What is expected
Each record must be reproduced exactly as it is shown.

-- BEGIN Data listing --

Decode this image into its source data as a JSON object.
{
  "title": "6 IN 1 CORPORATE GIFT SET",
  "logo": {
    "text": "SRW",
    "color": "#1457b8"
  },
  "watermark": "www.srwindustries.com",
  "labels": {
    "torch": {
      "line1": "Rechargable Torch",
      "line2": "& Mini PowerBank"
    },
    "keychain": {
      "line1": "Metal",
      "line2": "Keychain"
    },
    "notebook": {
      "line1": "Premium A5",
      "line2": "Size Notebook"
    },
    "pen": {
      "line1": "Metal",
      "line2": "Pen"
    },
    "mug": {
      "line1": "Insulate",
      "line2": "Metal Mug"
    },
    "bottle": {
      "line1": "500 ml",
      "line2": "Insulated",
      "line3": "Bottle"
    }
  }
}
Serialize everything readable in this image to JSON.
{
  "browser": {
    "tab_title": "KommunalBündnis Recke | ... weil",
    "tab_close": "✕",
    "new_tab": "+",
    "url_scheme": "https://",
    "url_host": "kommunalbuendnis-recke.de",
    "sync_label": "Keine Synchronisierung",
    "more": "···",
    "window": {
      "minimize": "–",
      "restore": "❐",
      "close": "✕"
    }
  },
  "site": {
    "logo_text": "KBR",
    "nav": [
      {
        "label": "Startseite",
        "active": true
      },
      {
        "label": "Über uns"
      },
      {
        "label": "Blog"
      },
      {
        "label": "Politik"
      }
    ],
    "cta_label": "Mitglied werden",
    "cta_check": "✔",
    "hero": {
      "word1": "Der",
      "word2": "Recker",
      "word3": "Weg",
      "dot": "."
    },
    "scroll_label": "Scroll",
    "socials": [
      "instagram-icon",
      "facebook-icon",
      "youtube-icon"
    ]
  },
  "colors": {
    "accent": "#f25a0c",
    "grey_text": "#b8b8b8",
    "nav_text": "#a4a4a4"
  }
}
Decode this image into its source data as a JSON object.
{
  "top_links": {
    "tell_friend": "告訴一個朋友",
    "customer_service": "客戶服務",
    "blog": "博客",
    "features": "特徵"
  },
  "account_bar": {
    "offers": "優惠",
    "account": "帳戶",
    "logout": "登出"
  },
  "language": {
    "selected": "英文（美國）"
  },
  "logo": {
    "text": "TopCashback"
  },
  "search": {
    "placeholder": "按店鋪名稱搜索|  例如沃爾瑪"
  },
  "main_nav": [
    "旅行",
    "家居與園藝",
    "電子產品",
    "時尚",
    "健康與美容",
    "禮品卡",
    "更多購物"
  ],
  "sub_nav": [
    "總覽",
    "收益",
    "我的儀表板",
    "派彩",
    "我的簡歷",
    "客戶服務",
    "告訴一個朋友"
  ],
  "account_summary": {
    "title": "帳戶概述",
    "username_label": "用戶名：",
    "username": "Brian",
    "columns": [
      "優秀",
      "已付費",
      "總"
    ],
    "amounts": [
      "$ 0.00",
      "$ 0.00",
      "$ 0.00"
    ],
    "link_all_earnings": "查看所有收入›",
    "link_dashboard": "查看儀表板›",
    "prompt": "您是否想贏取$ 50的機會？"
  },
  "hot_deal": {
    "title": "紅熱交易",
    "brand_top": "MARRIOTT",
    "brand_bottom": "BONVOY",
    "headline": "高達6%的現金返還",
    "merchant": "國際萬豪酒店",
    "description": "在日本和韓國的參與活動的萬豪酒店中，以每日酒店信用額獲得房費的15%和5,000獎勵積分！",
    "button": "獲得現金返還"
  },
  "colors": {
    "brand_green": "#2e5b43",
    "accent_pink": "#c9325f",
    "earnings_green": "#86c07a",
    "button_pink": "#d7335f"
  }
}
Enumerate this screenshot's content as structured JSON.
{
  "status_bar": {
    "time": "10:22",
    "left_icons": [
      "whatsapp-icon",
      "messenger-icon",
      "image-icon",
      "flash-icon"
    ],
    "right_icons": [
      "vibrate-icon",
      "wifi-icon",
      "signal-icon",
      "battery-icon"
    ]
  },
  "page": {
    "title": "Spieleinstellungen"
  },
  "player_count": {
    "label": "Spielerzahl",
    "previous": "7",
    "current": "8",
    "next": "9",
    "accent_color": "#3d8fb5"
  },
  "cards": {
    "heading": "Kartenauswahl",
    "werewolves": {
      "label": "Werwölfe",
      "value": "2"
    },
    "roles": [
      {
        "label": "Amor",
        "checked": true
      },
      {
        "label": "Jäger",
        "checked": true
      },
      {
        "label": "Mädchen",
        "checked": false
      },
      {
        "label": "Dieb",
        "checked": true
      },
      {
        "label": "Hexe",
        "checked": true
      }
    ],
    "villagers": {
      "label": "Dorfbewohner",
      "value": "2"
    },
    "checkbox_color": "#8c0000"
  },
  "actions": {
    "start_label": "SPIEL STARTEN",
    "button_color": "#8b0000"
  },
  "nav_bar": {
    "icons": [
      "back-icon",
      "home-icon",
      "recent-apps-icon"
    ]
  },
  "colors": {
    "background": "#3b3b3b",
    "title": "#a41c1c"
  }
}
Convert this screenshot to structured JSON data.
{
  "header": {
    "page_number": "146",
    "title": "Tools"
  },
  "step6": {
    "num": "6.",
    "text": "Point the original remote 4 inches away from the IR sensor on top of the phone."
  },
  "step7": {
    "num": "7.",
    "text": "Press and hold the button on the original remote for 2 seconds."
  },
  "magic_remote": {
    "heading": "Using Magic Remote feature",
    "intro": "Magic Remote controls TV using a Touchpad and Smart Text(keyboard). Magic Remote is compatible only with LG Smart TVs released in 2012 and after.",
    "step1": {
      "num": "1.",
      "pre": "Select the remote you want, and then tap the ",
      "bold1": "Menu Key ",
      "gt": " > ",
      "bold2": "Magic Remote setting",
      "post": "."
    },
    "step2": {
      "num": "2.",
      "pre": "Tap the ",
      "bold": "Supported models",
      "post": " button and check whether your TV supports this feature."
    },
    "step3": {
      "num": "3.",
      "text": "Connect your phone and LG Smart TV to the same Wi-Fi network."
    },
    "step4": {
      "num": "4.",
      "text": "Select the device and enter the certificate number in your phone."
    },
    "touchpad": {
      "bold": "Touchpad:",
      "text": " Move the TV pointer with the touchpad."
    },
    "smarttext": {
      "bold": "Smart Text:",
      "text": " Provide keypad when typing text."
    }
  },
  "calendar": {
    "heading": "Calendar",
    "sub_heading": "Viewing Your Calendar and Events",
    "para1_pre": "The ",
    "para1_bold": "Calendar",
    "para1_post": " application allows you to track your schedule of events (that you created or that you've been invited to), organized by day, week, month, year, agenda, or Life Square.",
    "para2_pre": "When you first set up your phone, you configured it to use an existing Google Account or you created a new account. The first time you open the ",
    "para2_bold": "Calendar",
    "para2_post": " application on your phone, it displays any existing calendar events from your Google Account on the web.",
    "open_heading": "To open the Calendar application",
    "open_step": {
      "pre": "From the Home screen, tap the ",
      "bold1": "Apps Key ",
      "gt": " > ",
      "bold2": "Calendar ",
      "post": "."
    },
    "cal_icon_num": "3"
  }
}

-- END Data listing --

Solution to this exercise
Decode this image into its source data as a JSON object.
{
  "title": "6 IN 1 CORPORATE GIFT SET",
  "logo": {
    "text": "SRW",
    "color": "#1457b8"
  },
  "watermark": "www.srwindustries.com",
  "labels": {
    "torch": {
      "line1": "Rechargable Torch",
      "line2": "& Mini PowerBank"
    },
    "keychain": {
      "line1": "Metal",
      "line2": "Keychain"
    },
    "notebook": {
      "line1": "Premium A5",
      "line2": "Size Notebook"
    },
    "pen": {
      "line1": "Metal",
      "line2": "Pen"
    },
    "mug": {
      "line1": "Insulate",
      "line2": "Metal Mug"
    },
    "bottle": {
      "line1": "500 ml",
      "line2": "Insulated",
      "line3": "Bottle"
    }
  }
}
Serialize everything readable in this image to JSON.
{
  "browser": {
    "tab_title": "KommunalBündnis Recke | ... weil",
    "tab_close": "✕",
    "new_tab": "+",
    "url_scheme": "https://",
    "url_host": "kommunalbuendnis-recke.de",
    "sync_label": "Keine Synchronisierung",
    "more": "···",
    "window": {
      "minimize": "–",
      "restore": "❐",
      "close": "✕"
    }
  },
  "site": {
    "logo_text": "KBR",
    "nav": [
      {
        "label": "Startseite",
        "active": true
      },
      {
        "label": "Über uns"
      },
      {
        "label": "Blog"
      },
      {
        "label": "Politik"
      }
    ],
    "cta_label": "Mitglied werden",
    "cta_check": "✔",
    "hero": {
      "word1": "Der",
      "word2": "Recker",
      "word3": "Weg",
      "dot": "."
    },
    "scroll_label": "Scroll",
    "socials": [
      "instagram-icon",
      "facebook-icon",
      "youtube-icon"
    ]
  },
  "colors": {
    "accent": "#f25a0c",
    "grey_text": "#b8b8b8",
    "nav_text": "#a4a4a4"
  }
}
Decode this image into its source data as a JSON object.
{
  "top_links": {
    "tell_friend": "告訴一個朋友",
    "customer_service": "客戶服務",
    "blog": "博客",
    "features": "特徵"
  },
  "account_bar": {
    "offers": "優惠",
    "account": "帳戶",
    "logout": "登出"
  },
  "language": {
    "selected": "英文（美國）"
  },
  "logo": {
    "text": "TopCashback"
  },
  "search": {
    "placeholder": "按店鋪名稱搜索|  例如沃爾瑪"
  },
  "main_nav": [
    "旅行",
    "家居與園藝",
    "電子產品",
    "時尚",
    "健康與美容",
    "禮品卡",
    "更多購物"
  ],
  "sub_nav": [
    "總覽",
    "收益",
    "我的儀表板",
    "派彩",
    "我的簡歷",
    "客戶服務",
    "告訴一個朋友"
  ],
  "account_summary": {
    "title": "帳戶概述",
    "username_label": "用戶名：",
    "username": "Brian",
    "columns": [
      "優秀",
      "已付費",
      "總"
    ],
    "amounts": [
      "$ 0.00",
      "$ 0.00",
      "$ 0.00"
    ],
    "link_all_earnings": "查看所有收入›",
    "link_dashboard": "查看儀表板›",
    "prompt": "您是否想贏取$ 50的機會？"
  },
  "hot_deal": {
    "title": "紅熱交易",
    "brand_top": "MARRIOTT",
    "brand_bottom": "BONVOY",
    "headline": "高達6%的現金返還",
    "merchant": "國際萬豪酒店",
    "description": "在日本和韓國的參與活動的萬豪酒店中，以每日酒店信用額獲得房費的15%和5,000獎勵積分！",
    "button": "獲得現金返還"
  },
  "colors": {
    "brand_green": "#2e5b43",
    "accent_pink": "#c9325f",
    "earnings_green": "#86c07a",
    "button_pink": "#d7335f"
  }
}
Enumerate this screenshot's content as structured JSON.
{
  "status_bar": {
    "time": "10:22",
    "left_icons": [
      "whatsapp-icon",
      "messenger-icon",
      "image-icon",
      "flash-icon"
    ],
    "right_icons": [
      "vibrate-icon",
      "wifi-icon",
      "signal-icon",
      "battery-icon"
    ]
  },
  "page": {
    "title": "Spieleinstellungen"
  },
  "player_count": {
    "label": "Spielerzahl",
    "previous": "7",
    "current": "8",
    "next": "9",
    "accent_color": "#3d8fb5"
  },
  "cards": {
    "heading": "Kartenauswahl",
    "werewolves": {
      "label": "Werwölfe",
      "value": "2"
    },
    "roles": [
      {
        "label": "Amor",
        "checked": true
      },
      {
        "label": "Jäger",
        "checked": true
      },
      {
        "label": "Mädchen",
        "checked": false
      },
      {
        "label": "Dieb",
        "checked": true
      },
      {
        "label": "Hexe",
        "checked": true
      }
    ],
    "villagers": {
      "label": "Dorfbewohner",
      "value": "2"
    },
    "checkbox_color": "#8c0000"
  },
  "actions": {
    "start_label": "SPIEL STARTEN",
    "button_color": "#8b0000"
  },
  "nav_bar": {
    "icons": [
      "back-icon",
      "home-icon",
      "recent-apps-icon"
    ]
  },
  "colors": {
    "background": "#3b3b3b",
    "title": "#a41c1c"
  }
}
Convert this screenshot to structured JSON data.
{
  "header": {
    "page_number": "146",
    "title": "Tools"
  },
  "step6": {
    "num": "6.",
    "text": "Point the original remote 4 inches away from the IR sensor on top of the phone."
  },
  "step7": {
    "num": "7.",
    "text": "Press and hold the button on the original remote for 2 seconds."
  },
  "magic_remote": {
    "heading": "Using Magic Remote feature",
    "intro": "Magic Remote controls TV using a Touchpad and Smart Text(keyboard). Magic Remote is compatible only with LG Smart TVs released in 2012 and after.",
    "step1": {
      "num": "1.",
      "pre": "Select the remote you want, and then tap the ",
      "bold1": "Menu Key ",
      "gt": " > ",
      "bold2": "Magic Remote setting",
      "post": "."
    },
    "step2": {
      "num": "2.",
      "pre": "Tap the ",
      "bold": "Supported models",
      "post": " button and check whether your TV supports this feature."
    },
    "step3": {
      "num": "3.",
      "text": "Connect your phone and LG Smart TV to the same Wi-Fi network."
    },
    "step4": {
      "num": "4.",
      "text": "Select the device and enter the certificate number in your phone."
    },
    "touchpad": {
      "bold": "Touchpad:",
      "text": " Move the TV pointer with the touchpad."
    },
    "smarttext": {
      "bold": "Smart Text:",
      "text": " Provide keypad when typing text."
    }
  },
  "calendar": {
    "heading": "Calendar",
    "sub_heading": "Viewing Your Calendar and Events",
    "para1_pre": "The ",
    "para1_bold": "Calendar",
    "para1_post": " application allows you to track your schedule of events (that you created or that you've been invited to), organized by day, week, month, year, agenda, or Life Square.",
    "para2_pre": "When you first set up your phone, you configured it to use an existing Google Account or you created a new account. The first time you open the ",
    "para2_bold": "Calendar",
    "para2_post": " application on your phone, it displays any existing calendar events from your Google Account on the web.",
    "open_heading": "To open the Calendar application",
    "open_step": {
      "pre": "From the Home screen, tap the ",
      "bold1": "Apps Key ",
      "gt": " > ",
      "bold2": "Calendar ",
      "post": "."
    },
    "cal_icon_num": "3"
  }
}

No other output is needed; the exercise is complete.